● Aim of the task: Select lines where the word "dark" appears.

━━━━━ Excerpted data ━━━━━

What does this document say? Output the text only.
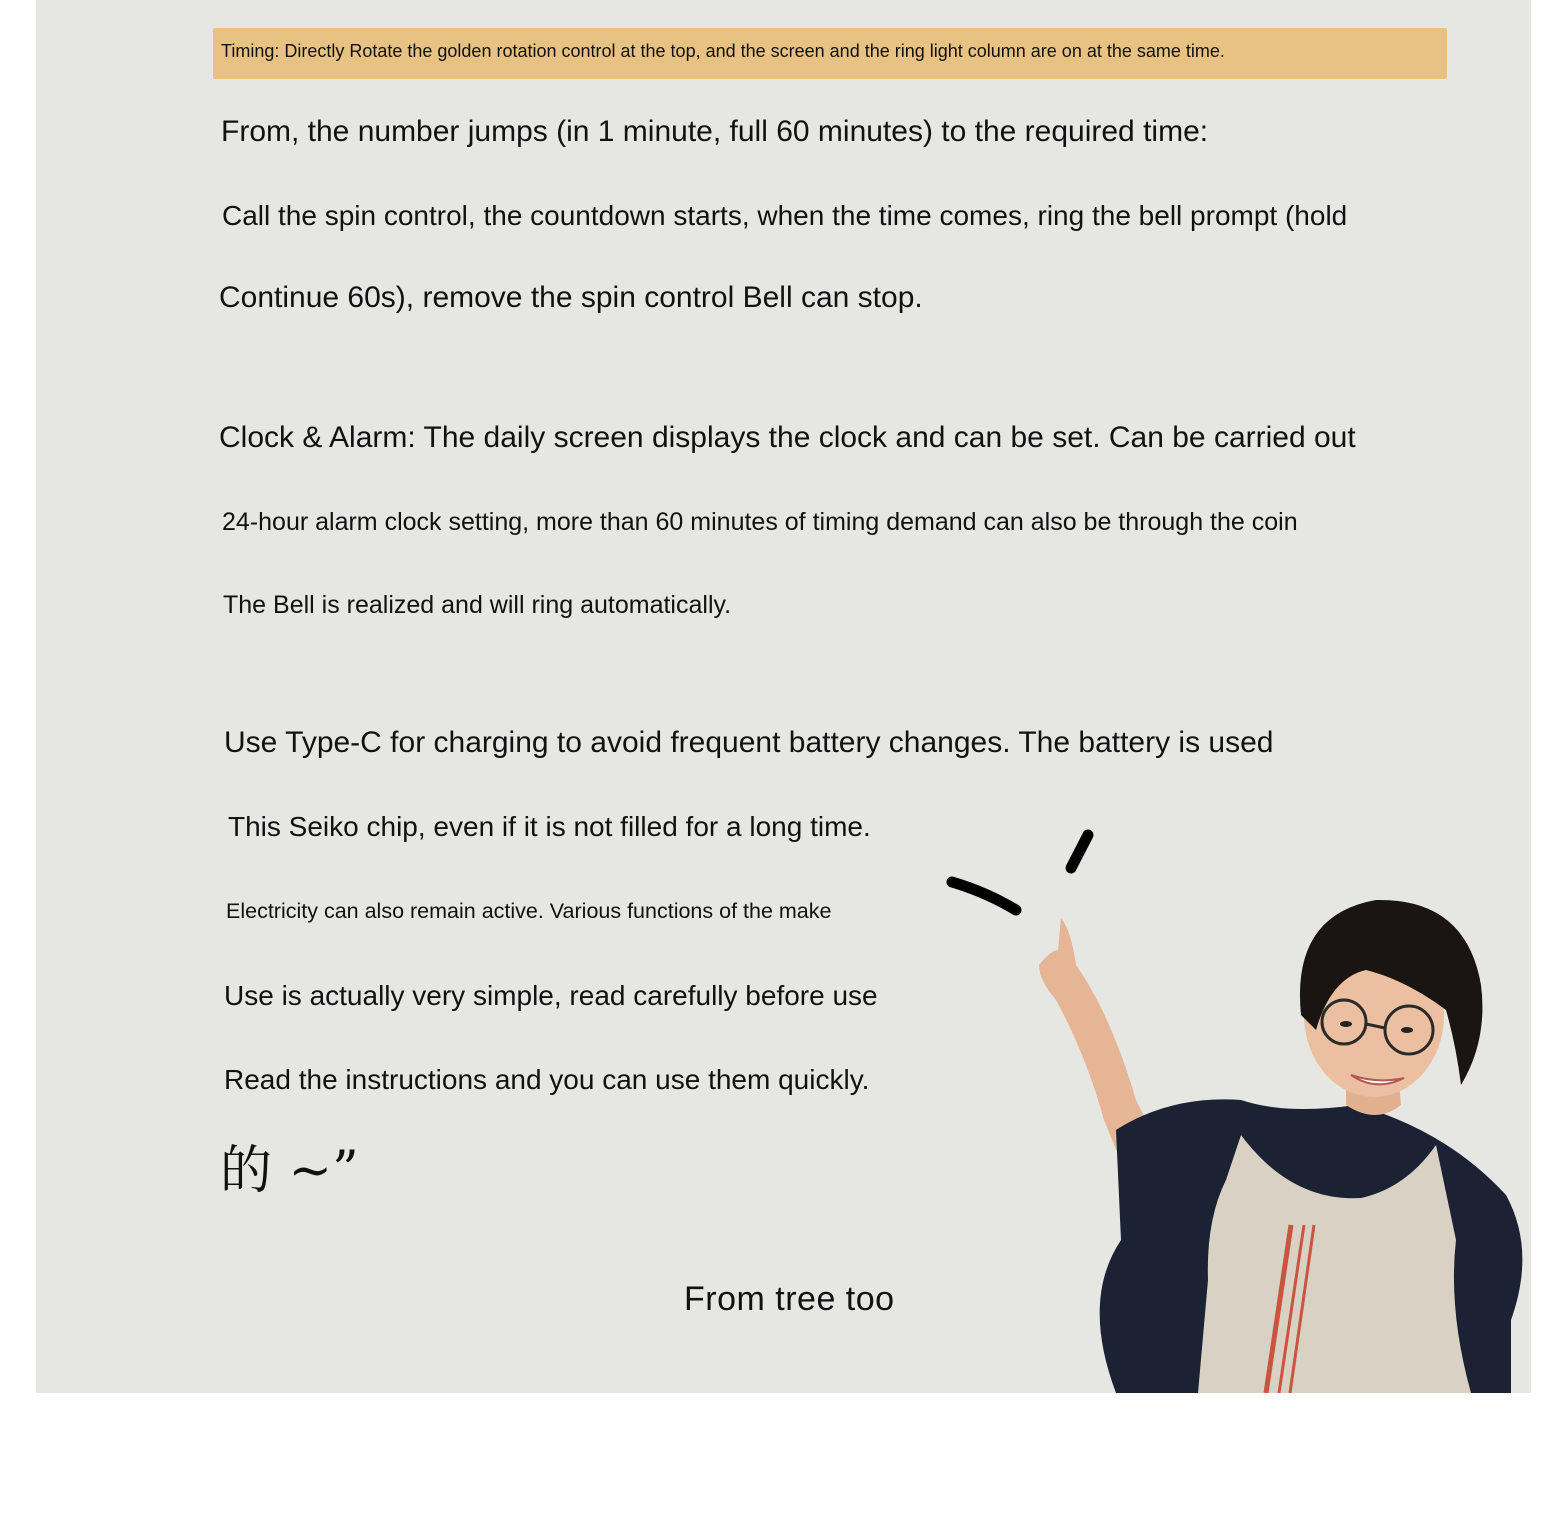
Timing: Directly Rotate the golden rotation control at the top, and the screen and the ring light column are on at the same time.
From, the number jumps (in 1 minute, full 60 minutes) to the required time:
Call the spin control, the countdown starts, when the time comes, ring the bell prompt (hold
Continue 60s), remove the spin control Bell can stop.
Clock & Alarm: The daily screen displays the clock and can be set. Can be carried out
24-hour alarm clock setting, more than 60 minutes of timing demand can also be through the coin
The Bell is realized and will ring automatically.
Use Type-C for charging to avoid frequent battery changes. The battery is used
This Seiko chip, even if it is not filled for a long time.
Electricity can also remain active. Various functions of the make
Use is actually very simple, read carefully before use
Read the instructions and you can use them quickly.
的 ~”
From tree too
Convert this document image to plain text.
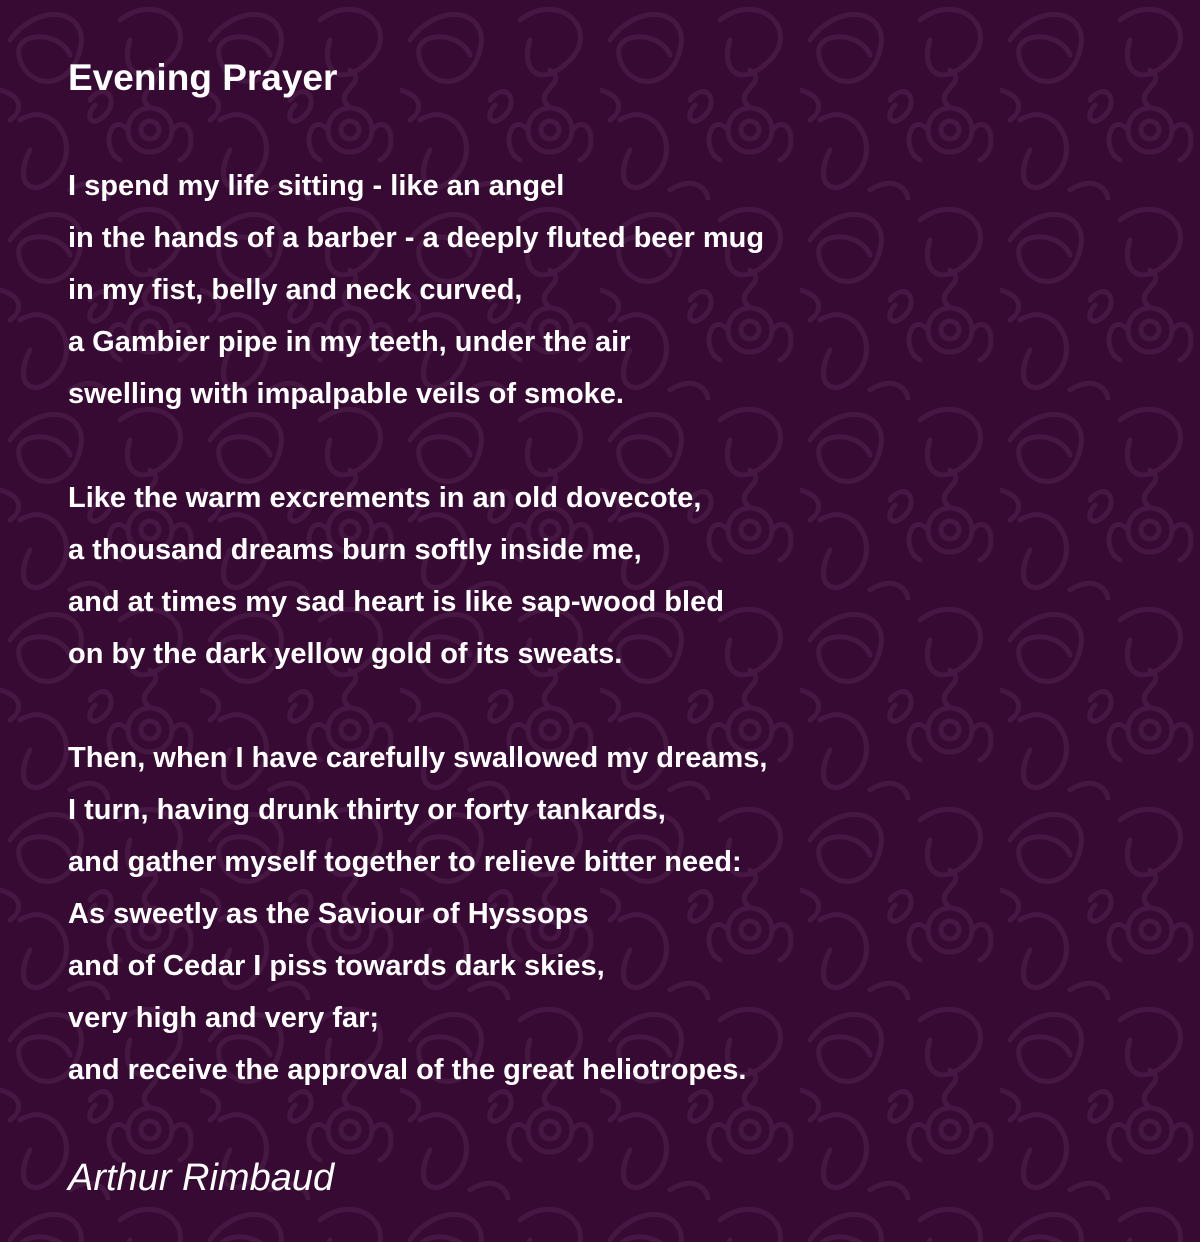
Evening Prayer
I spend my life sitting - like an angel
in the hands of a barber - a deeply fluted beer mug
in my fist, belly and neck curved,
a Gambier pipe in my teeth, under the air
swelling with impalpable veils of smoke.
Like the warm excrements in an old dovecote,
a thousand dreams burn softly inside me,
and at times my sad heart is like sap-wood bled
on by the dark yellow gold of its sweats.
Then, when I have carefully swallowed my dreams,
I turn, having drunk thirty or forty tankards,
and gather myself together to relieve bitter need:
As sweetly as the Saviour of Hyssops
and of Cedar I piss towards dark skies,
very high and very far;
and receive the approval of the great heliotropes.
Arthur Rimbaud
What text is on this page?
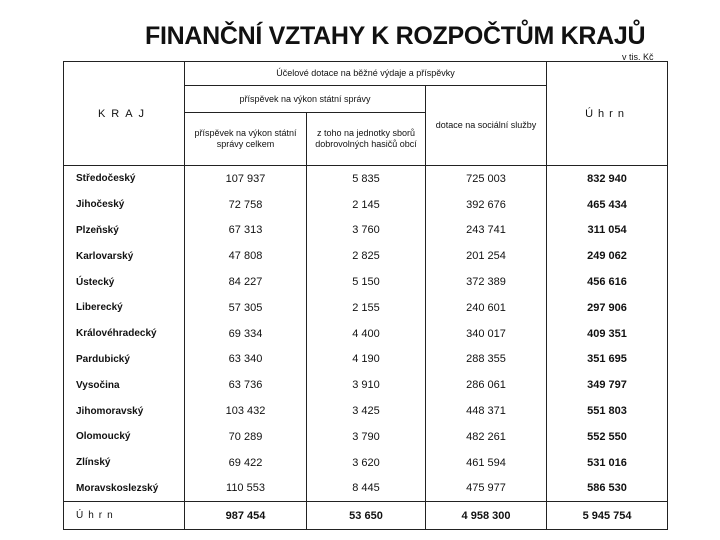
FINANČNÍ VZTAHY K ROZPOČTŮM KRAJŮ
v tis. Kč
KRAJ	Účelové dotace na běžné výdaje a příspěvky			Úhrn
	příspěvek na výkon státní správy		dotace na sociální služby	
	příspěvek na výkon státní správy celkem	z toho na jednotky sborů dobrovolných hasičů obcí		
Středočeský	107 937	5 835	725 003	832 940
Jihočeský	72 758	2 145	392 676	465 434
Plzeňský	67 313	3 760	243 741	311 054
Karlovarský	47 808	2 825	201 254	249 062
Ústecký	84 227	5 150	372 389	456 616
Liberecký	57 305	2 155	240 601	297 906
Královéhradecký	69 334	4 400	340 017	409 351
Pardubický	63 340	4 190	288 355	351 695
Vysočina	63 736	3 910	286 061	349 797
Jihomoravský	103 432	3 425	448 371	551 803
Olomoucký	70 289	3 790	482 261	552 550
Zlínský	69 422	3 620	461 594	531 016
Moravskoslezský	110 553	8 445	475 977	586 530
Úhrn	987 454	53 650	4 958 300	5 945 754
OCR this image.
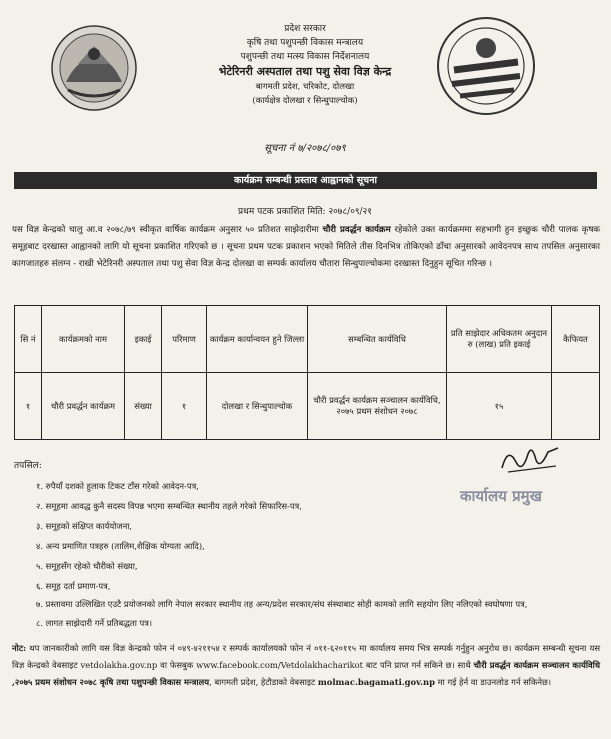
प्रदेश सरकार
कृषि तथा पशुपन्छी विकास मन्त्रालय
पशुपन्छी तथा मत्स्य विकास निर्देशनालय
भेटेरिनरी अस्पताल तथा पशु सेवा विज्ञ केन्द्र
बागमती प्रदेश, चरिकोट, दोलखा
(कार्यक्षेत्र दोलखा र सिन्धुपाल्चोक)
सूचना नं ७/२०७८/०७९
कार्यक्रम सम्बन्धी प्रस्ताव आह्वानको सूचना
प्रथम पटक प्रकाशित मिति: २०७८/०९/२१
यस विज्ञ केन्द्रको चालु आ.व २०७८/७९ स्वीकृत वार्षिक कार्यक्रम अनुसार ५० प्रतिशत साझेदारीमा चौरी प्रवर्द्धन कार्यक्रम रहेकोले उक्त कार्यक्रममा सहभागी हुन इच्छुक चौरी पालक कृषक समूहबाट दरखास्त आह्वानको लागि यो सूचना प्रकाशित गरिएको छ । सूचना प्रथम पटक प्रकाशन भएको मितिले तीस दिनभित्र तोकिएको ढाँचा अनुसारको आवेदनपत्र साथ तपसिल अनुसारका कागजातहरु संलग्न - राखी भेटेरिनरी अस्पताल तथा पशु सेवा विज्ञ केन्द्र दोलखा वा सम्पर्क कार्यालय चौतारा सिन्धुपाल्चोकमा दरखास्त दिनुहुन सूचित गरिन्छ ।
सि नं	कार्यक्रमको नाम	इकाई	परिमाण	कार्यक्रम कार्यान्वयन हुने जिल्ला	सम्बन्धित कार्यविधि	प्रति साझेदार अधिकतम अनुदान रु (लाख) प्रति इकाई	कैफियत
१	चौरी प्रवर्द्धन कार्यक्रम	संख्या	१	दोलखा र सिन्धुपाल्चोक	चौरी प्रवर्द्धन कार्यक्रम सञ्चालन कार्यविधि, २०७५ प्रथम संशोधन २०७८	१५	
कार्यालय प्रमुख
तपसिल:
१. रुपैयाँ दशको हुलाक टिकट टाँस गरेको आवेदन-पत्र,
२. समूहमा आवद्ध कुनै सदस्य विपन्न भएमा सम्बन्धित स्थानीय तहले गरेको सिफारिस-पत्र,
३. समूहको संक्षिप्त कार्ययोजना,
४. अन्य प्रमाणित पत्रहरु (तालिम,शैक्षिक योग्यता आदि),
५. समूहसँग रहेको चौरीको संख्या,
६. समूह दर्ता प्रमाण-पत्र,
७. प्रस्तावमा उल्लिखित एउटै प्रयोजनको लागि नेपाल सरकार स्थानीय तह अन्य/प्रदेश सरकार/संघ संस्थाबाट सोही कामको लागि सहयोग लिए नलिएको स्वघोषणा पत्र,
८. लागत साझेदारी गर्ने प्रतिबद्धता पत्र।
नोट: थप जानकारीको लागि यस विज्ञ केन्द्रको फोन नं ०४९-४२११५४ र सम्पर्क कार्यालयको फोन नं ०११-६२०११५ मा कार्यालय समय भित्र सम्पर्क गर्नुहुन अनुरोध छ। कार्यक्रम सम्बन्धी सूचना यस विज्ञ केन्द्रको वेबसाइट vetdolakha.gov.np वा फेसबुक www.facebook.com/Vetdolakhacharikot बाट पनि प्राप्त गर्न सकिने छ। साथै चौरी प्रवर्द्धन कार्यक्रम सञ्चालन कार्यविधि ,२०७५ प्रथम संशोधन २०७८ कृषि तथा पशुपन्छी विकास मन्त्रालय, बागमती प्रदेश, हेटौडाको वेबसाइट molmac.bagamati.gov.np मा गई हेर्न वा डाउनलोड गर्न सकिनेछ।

━━━━━

● Solution below:
on by the dark yellow gold of its sweats.
and of Cedar I piss towards dark skies,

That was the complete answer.